- Problem to work on
Print out every line, exactly as written.

- Materials provided
--- --- ---

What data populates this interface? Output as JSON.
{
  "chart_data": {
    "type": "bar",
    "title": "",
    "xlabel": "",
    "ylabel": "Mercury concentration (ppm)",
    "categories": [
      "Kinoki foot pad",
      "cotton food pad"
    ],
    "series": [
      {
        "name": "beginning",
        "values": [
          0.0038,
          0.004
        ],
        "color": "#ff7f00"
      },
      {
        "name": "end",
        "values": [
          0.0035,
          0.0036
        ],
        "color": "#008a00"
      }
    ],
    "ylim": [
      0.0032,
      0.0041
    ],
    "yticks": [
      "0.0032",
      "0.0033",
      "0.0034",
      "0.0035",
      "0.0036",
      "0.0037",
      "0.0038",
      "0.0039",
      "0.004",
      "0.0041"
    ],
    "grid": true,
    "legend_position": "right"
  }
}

--- --- ---

- Exercise result
What data populates this interface? Output as JSON.
{
  "chart_data": {
    "type": "bar",
    "title": "",
    "xlabel": "",
    "ylabel": "Mercury concentration (ppm)",
    "categories": [
      "Kinoki foot pad",
      "cotton food pad"
    ],
    "series": [
      {
        "name": "beginning",
        "values": [
          0.0038,
          0.004
        ],
        "color": "#ff7f00"
      },
      {
        "name": "end",
        "values": [
          0.0035,
          0.0036
        ],
        "color": "#008a00"
      }
    ],
    "ylim": [
      0.0032,
      0.0041
    ],
    "yticks": [
      "0.0032",
      "0.0033",
      "0.0034",
      "0.0035",
      "0.0036",
      "0.0037",
      "0.0038",
      "0.0039",
      "0.004",
      "0.0041"
    ],
    "grid": true,
    "legend_position": "right"
  }
}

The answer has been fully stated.